··· Input

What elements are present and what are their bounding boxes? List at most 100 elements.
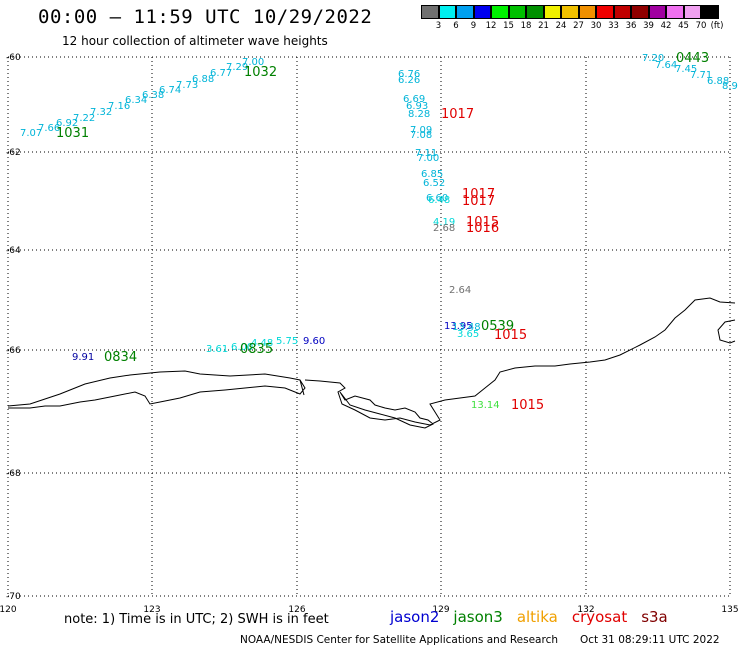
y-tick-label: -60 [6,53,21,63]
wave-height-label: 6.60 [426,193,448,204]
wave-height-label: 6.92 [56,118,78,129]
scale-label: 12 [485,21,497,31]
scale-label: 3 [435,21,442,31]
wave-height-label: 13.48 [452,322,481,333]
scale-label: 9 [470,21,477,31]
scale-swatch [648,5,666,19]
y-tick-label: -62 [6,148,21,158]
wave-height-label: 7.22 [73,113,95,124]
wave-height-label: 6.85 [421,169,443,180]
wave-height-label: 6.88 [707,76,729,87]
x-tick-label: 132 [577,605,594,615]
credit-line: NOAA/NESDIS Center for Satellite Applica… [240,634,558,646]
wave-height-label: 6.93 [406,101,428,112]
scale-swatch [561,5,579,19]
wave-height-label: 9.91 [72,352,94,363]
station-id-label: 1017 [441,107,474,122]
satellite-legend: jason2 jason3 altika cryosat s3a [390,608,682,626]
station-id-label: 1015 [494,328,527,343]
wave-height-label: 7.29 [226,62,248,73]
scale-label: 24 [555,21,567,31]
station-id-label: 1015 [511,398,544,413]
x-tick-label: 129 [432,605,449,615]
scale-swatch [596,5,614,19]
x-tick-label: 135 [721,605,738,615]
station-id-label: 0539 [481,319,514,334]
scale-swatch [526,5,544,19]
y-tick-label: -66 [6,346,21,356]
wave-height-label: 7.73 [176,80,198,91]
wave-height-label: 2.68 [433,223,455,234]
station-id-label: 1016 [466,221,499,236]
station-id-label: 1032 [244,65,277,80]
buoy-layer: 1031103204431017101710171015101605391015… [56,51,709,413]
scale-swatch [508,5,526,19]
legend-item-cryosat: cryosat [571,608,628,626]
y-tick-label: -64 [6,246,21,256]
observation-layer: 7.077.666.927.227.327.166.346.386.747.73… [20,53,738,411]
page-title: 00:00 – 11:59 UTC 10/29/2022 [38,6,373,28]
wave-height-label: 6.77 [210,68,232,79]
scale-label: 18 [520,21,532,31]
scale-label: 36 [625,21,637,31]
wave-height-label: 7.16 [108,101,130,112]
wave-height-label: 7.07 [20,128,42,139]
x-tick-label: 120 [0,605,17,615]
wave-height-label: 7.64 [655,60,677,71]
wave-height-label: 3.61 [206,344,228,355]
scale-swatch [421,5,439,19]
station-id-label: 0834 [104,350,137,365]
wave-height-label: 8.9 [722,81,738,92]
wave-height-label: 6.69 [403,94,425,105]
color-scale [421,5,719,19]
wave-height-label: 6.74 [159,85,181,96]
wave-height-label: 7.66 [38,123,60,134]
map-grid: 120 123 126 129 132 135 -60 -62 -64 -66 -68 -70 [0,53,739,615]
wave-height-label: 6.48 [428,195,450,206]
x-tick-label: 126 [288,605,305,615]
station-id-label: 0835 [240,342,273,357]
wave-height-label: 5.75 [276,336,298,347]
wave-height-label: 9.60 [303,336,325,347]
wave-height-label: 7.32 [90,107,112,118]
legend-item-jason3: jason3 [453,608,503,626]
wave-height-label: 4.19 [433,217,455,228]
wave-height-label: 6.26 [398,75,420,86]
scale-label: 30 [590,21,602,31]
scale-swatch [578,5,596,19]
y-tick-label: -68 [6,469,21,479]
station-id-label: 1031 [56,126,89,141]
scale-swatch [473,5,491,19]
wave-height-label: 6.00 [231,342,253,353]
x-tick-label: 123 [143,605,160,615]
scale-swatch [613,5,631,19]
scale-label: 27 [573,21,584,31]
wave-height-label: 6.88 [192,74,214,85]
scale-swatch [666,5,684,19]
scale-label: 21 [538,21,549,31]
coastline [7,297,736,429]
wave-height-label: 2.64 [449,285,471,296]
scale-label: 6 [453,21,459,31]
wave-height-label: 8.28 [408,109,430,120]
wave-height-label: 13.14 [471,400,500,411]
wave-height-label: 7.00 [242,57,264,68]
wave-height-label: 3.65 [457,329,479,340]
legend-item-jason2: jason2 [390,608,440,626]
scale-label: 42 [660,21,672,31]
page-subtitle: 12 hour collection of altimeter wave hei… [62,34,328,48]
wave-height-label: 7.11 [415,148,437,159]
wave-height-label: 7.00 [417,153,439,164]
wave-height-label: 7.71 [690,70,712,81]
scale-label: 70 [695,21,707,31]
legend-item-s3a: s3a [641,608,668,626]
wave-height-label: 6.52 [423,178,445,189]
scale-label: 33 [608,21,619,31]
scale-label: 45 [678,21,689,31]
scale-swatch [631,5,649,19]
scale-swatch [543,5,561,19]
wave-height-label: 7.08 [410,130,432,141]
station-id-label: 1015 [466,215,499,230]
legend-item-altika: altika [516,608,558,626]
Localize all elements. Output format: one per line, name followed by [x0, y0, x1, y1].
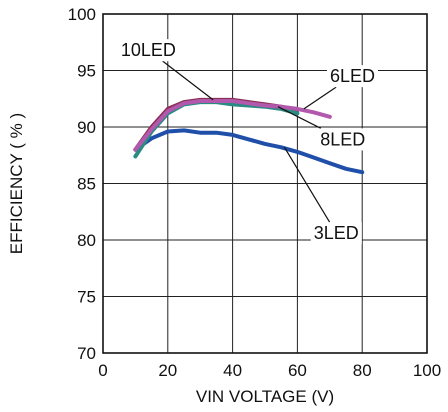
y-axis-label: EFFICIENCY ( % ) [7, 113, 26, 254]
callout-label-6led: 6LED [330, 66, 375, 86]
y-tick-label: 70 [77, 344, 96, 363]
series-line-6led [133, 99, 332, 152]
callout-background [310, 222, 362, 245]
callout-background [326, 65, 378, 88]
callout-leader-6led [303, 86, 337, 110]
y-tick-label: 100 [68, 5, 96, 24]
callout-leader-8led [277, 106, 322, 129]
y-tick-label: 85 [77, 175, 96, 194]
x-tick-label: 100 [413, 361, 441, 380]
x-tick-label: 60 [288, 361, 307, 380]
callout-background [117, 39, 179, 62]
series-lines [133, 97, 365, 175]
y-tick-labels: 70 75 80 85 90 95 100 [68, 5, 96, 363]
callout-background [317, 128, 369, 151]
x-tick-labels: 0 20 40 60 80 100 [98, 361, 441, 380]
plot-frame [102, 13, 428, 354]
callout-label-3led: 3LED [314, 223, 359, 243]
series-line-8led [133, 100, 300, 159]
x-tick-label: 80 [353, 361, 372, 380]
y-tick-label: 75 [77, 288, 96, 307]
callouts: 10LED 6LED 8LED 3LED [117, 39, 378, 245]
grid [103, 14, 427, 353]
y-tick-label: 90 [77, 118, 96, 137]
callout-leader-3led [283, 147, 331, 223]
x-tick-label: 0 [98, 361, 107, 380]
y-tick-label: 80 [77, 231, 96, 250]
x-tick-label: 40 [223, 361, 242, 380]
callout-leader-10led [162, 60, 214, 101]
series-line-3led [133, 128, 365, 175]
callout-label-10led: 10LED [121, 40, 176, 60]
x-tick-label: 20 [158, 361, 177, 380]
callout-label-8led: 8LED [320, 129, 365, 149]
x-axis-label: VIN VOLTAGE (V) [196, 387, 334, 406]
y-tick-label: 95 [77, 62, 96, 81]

······
··· Input

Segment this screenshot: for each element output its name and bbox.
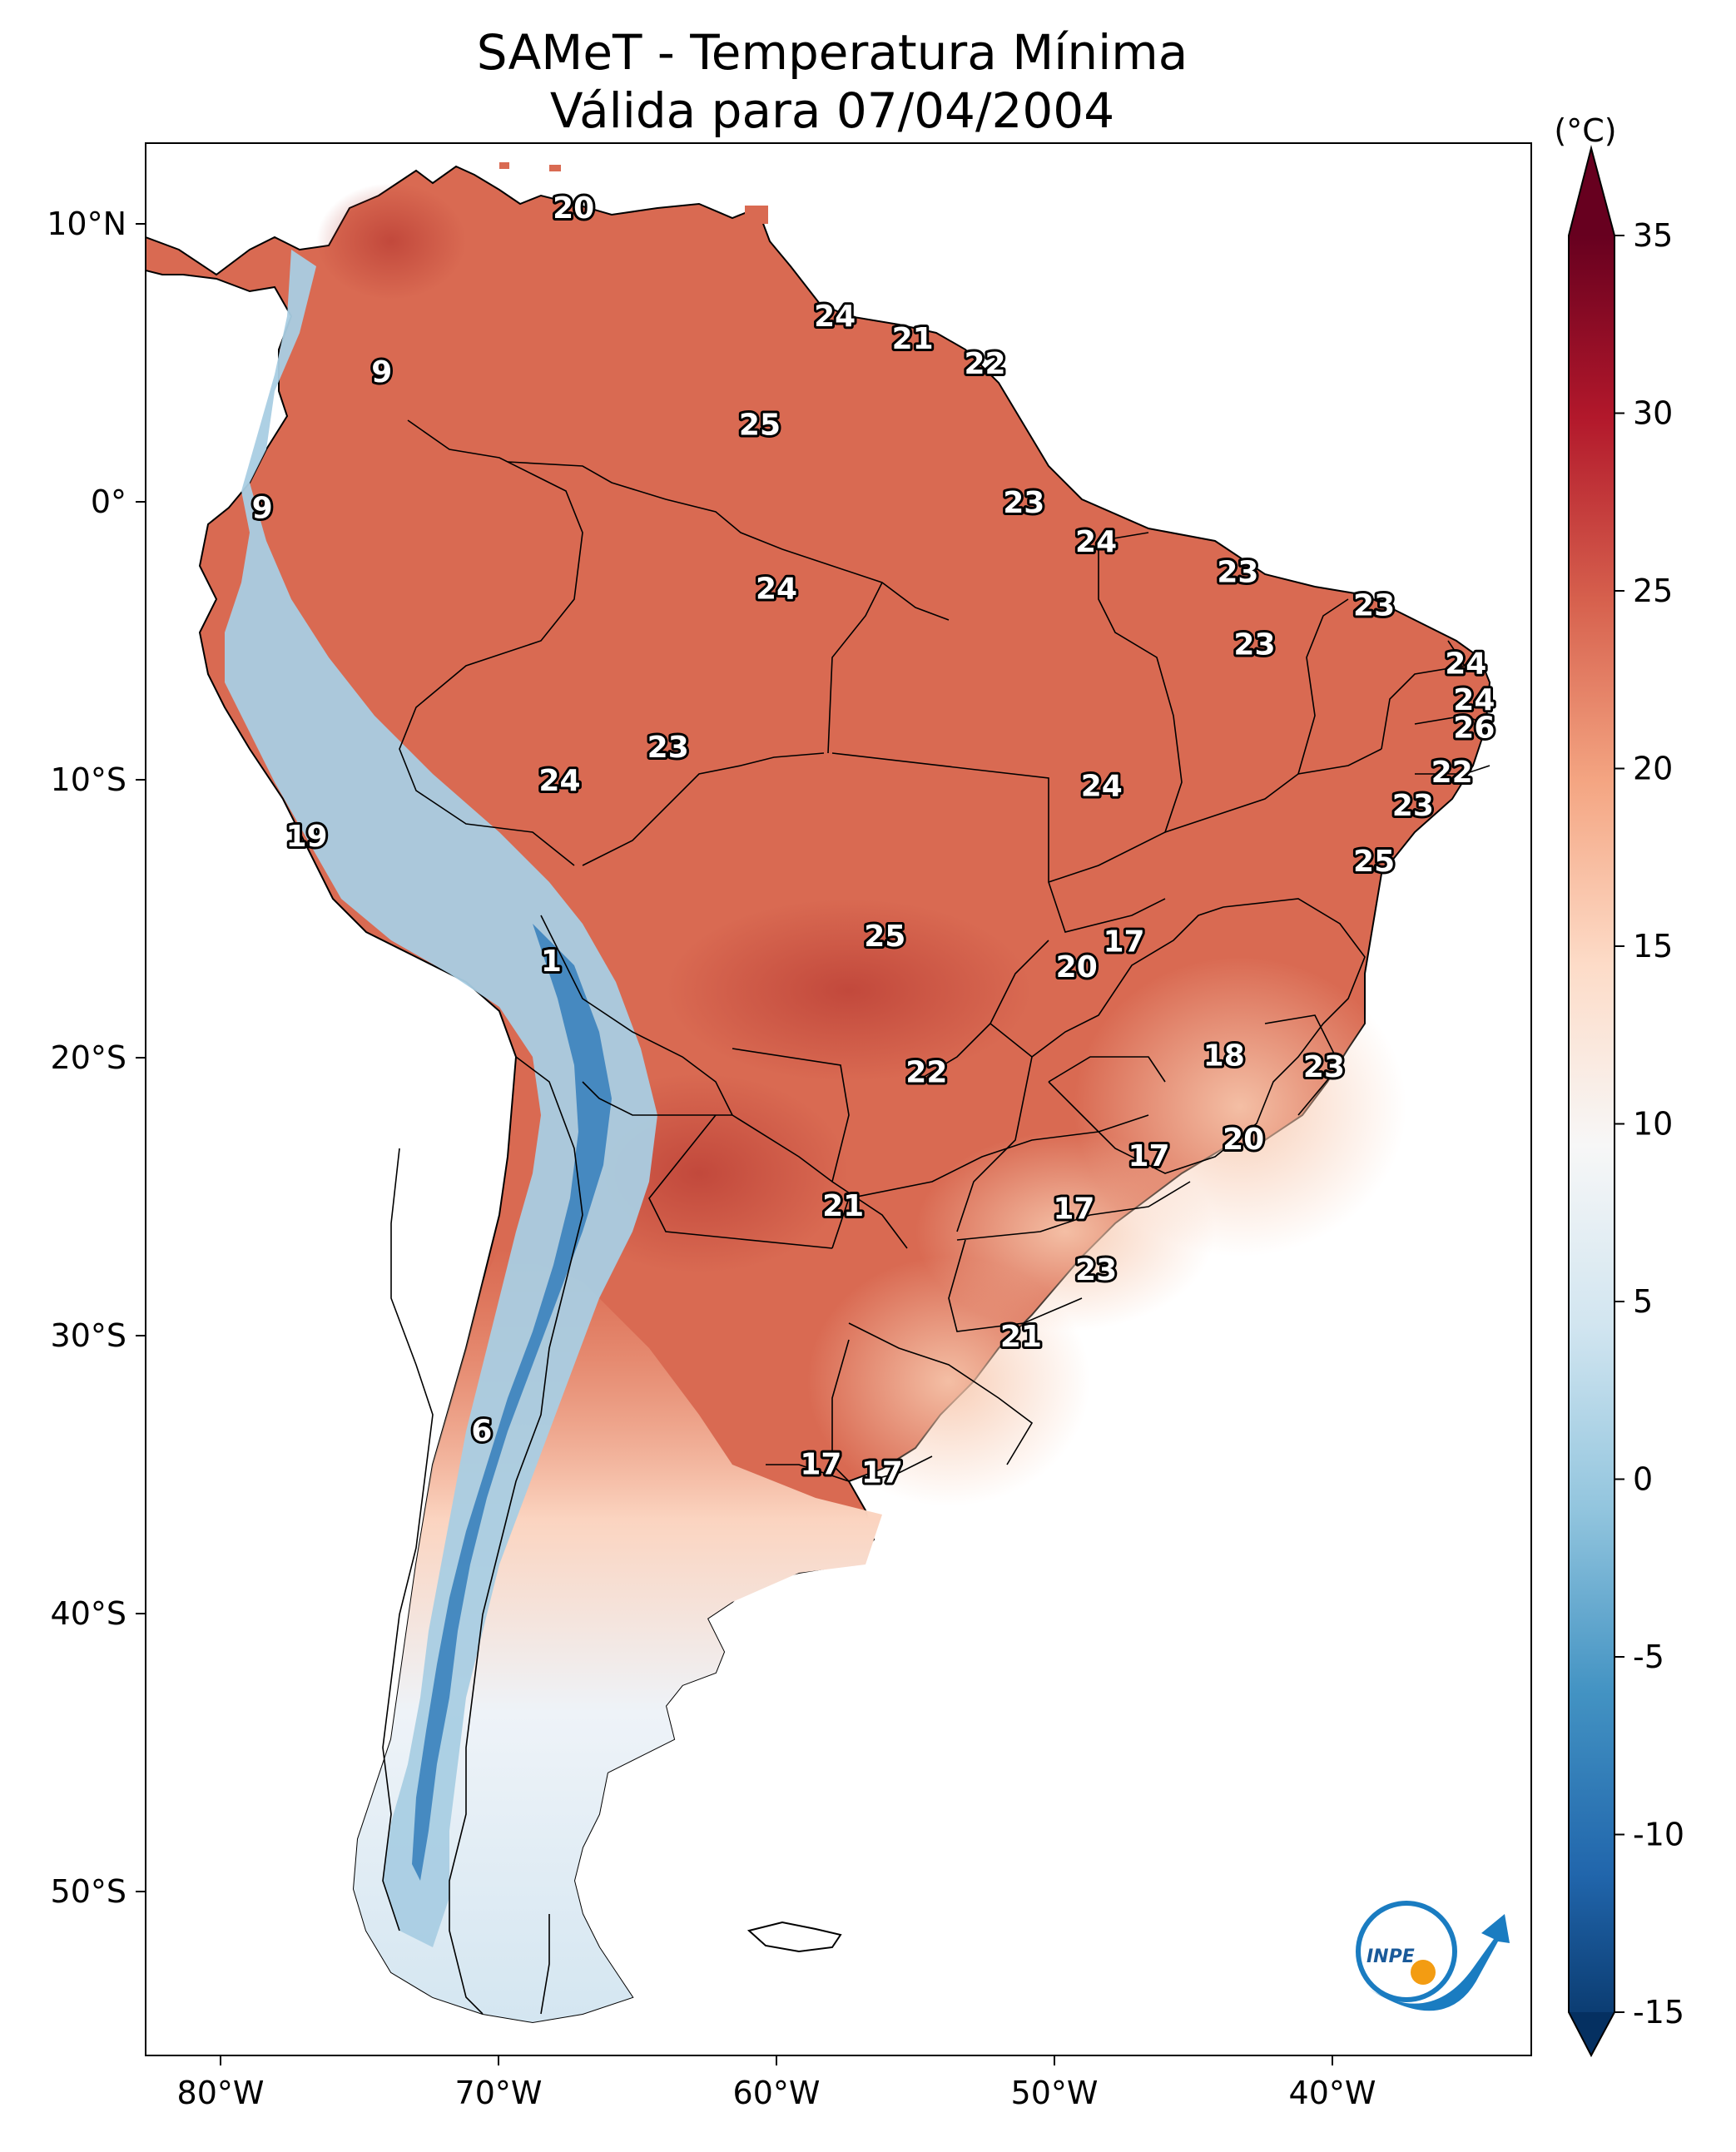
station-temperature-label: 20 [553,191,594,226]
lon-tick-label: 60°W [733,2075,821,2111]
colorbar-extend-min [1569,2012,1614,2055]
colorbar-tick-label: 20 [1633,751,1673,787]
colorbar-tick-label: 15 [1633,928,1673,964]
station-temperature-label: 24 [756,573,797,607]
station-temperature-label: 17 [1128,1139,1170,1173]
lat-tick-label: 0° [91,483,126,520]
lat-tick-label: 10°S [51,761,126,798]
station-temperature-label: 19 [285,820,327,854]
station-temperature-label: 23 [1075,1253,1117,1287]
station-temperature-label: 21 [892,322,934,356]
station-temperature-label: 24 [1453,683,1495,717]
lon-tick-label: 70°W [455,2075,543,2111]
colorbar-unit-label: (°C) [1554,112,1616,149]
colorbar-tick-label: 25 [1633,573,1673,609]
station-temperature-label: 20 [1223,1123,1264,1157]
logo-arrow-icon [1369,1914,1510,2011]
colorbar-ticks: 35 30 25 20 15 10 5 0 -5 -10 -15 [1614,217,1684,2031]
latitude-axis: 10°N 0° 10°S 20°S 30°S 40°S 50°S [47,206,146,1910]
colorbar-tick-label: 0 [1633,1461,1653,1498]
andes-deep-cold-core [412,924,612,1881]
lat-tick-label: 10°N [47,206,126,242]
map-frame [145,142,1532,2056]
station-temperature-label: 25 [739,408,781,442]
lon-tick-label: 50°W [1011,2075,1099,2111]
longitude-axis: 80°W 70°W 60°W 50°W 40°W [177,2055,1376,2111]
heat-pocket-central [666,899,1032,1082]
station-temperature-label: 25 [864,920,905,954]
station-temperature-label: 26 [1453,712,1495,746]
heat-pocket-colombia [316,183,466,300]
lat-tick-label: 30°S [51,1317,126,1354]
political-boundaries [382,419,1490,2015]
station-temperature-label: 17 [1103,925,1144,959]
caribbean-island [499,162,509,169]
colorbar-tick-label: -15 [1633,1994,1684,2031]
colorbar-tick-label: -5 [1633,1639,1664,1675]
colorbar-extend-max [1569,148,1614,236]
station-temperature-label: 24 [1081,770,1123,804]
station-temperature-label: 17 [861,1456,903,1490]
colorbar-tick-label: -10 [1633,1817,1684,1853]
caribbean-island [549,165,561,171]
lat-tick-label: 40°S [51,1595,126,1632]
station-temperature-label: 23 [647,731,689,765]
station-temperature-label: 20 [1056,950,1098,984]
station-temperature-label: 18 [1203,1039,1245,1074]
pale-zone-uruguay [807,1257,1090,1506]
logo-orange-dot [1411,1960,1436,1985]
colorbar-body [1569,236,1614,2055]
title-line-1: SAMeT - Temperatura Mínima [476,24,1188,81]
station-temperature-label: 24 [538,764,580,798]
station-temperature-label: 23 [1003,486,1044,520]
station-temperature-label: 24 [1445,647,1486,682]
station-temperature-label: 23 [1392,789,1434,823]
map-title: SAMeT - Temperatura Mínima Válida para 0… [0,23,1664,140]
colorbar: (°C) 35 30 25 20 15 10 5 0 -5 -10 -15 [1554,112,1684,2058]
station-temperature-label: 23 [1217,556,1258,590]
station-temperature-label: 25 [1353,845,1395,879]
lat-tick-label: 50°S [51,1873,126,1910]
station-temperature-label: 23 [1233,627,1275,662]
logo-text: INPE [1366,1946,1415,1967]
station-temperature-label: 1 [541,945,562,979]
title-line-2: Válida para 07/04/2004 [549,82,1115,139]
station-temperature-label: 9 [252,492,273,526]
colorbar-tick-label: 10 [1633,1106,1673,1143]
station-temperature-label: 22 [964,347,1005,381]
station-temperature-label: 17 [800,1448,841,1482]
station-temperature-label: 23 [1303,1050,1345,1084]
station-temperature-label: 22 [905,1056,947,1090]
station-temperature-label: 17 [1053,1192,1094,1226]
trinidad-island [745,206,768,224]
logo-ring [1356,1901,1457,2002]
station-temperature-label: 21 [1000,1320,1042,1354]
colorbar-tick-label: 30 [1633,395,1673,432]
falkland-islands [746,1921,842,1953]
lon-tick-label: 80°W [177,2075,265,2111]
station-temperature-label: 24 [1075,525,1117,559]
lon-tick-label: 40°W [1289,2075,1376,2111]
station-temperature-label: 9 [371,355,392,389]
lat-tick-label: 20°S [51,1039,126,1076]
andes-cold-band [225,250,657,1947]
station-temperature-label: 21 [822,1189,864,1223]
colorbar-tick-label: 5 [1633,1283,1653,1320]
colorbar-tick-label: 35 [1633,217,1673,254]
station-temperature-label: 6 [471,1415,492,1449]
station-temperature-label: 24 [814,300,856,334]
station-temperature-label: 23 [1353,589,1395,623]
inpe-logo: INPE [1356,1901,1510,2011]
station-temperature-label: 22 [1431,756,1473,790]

······
··· Input

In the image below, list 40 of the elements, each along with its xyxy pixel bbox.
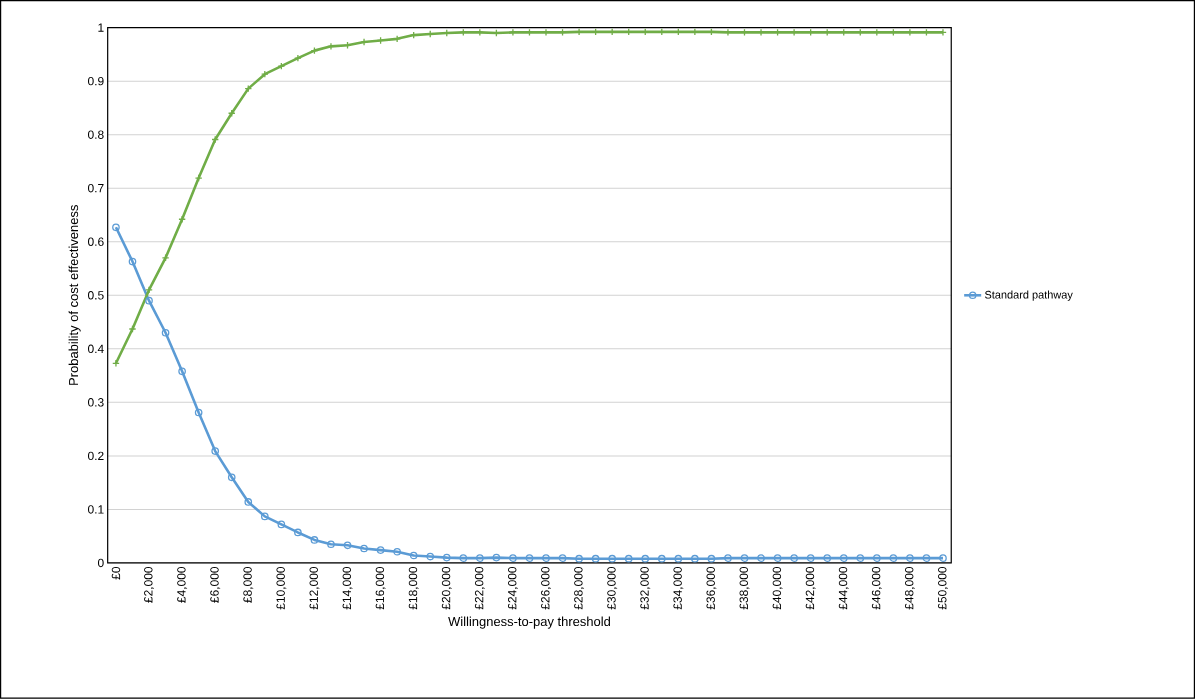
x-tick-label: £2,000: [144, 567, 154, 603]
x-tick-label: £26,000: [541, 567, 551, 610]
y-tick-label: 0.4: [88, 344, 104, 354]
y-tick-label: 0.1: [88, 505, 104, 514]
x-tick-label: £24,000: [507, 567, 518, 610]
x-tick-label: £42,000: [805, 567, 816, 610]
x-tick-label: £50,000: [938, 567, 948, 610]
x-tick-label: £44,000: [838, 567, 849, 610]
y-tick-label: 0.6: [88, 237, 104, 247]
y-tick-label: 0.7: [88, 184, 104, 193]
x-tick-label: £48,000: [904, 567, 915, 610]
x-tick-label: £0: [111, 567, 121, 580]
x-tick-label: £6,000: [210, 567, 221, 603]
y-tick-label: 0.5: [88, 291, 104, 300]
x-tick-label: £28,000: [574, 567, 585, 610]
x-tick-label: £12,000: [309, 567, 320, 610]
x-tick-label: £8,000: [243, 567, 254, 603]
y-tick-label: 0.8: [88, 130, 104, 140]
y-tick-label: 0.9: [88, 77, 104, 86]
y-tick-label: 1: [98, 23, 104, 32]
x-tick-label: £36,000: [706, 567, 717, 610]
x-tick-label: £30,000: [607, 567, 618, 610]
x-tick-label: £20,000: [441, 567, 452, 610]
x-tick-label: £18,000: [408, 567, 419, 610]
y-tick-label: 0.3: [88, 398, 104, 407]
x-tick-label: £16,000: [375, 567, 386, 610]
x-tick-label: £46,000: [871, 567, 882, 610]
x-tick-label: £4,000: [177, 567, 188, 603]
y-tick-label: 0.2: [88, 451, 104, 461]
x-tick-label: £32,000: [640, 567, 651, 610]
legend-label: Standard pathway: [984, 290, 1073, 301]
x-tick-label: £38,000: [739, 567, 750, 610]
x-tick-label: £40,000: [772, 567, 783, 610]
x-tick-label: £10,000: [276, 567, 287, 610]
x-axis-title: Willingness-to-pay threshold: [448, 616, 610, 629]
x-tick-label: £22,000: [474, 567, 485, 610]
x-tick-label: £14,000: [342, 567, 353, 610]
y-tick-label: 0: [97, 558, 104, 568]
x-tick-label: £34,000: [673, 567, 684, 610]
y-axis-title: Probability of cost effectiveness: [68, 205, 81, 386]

······

Can you repeat everything from the line containing "y-tick-label: -60 [6,53,21,63]" down to the line containing "station-id-label: 1032 [244,65,277,80]", both included, without changing a single character?

## Solution
y-tick-label: -60 [6,53,21,63]
wave-height-label: 6.60 [426,193,448,204]
wave-height-label: 6.92 [56,118,78,129]
scale-label: 12 [485,21,497,31]
scale-label: 3 [435,21,442,31]
wave-height-label: 13.48 [452,322,481,333]
scale-label: 9 [470,21,477,31]
scale-swatch [648,5,666,19]
y-tick-label: -62 [6,148,21,158]
wave-height-label: 7.22 [73,113,95,124]
wave-height-label: 6.85 [421,169,443,180]
wave-height-label: 6.88 [707,76,729,87]
x-tick-label: 132 [577,605,594,615]
credit-line: NOAA/NESDIS Center for Satellite Applica… [240,634,558,646]
wave-height-label: 6.93 [406,101,428,112]
scale-swatch [561,5,579,19]
wave-height-label: 9.91 [72,352,94,363]
station-id-label: 1017 [441,107,474,122]
satellite-legend: jason2 jason3 altika cryosat s3a [390,608,682,626]
station-id-label: 1015 [494,328,527,343]
wave-height-label: 7.29 [226,62,248,73]
scale-label: 24 [555,21,567,31]
station-id-label: 1015 [511,398,544,413]
x-tick-label: 129 [432,605,449,615]
scale-swatch [596,5,614,19]
x-tick-label: 135 [721,605,738,615]
station-id-label: 0539 [481,319,514,334]
scale-swatch [526,5,544,19]
y-tick-label: -66 [6,346,21,356]
wave-height-label: 7.73 [176,80,198,91]
wave-height-label: 2.68 [433,223,455,234]
station-id-label: 1016 [466,221,499,236]
station-id-label: 1032 [244,65,277,80]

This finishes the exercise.